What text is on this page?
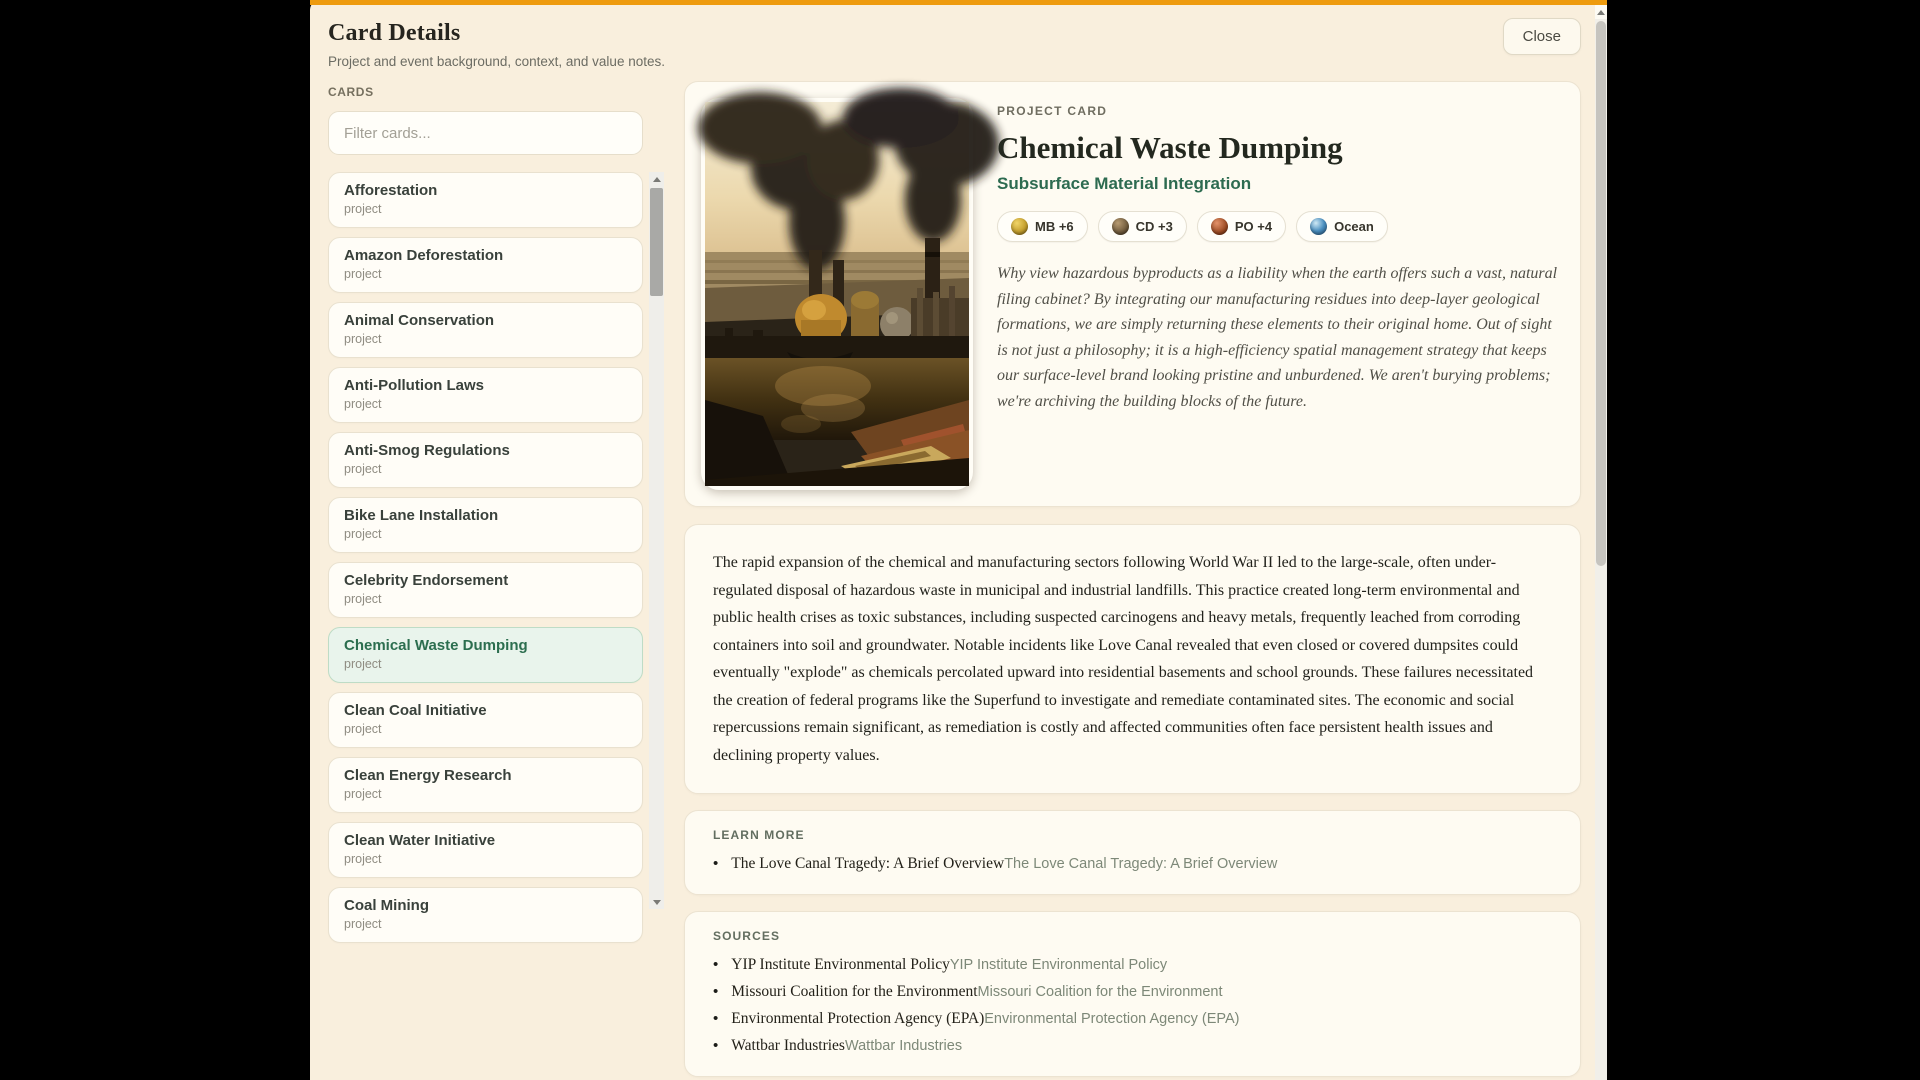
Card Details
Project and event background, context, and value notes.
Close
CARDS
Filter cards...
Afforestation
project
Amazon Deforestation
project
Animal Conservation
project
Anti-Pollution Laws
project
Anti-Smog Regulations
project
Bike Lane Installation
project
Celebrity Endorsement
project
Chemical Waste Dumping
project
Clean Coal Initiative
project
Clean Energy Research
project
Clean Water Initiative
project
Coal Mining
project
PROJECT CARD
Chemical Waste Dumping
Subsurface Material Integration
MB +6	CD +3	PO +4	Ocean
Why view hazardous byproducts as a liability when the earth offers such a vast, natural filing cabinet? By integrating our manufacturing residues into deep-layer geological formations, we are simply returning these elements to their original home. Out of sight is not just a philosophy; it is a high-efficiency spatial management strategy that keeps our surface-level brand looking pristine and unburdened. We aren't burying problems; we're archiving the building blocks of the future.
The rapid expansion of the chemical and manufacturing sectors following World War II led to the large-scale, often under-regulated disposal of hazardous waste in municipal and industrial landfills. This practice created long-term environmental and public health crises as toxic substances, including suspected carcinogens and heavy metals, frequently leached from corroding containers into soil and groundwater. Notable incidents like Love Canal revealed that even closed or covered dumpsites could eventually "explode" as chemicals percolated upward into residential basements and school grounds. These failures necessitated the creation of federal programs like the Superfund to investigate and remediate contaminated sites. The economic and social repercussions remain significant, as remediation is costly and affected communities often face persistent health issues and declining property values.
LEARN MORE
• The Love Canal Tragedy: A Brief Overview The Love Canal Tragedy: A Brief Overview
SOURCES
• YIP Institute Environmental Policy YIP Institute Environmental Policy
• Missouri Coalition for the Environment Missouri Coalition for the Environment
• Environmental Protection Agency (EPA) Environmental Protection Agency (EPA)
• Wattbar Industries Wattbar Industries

_TASK OBJECTIVE:_ Copy every line of the data exactly as written, excluding the pictures.

_RESULT:_
What text is on this page?
Card Details
Project and event background, context, and value notes.
Close
CARDS
Filter cards...
Afforestation
project
Amazon Deforestation
project
Animal Conservation
project
Anti-Pollution Laws
project
Anti-Smog Regulations
project
Bike Lane Installation
project
Celebrity Endorsement
project
Chemical Waste Dumping
project
Clean Coal Initiative
project
Clean Energy Research
project
Clean Water Initiative
project
Coal Mining
project
PROJECT CARD
Chemical Waste Dumping
Subsurface Material Integration
MB +6	CD +3	PO +4	Ocean
Why view hazardous byproducts as a liability when the earth offers such a vast, natural filing cabinet? By integrating our manufacturing residues into deep-layer geological formations, we are simply returning these elements to their original home. Out of sight is not just a philosophy; it is a high-efficiency spatial management strategy that keeps our surface-level brand looking pristine and unburdened. We aren't burying problems; we're archiving the building blocks of the future.
The rapid expansion of the chemical and manufacturing sectors following World War II led to the large-scale, often under-regulated disposal of hazardous waste in municipal and industrial landfills. This practice created long-term environmental and public health crises as toxic substances, including suspected carcinogens and heavy metals, frequently leached from corroding containers into soil and groundwater. Notable incidents like Love Canal revealed that even closed or covered dumpsites could eventually "explode" as chemicals percolated upward into residential basements and school grounds. These failures necessitated the creation of federal programs like the Superfund to investigate and remediate contaminated sites. The economic and social repercussions remain significant, as remediation is costly and affected communities often face persistent health issues and declining property values.
LEARN MORE
• The Love Canal Tragedy: A Brief Overview The Love Canal Tragedy: A Brief Overview
SOURCES
• YIP Institute Environmental Policy YIP Institute Environmental Policy
• Missouri Coalition for the Environment Missouri Coalition for the Environment
• Environmental Protection Agency (EPA) Environmental Protection Agency (EPA)
• Wattbar Industries Wattbar Industries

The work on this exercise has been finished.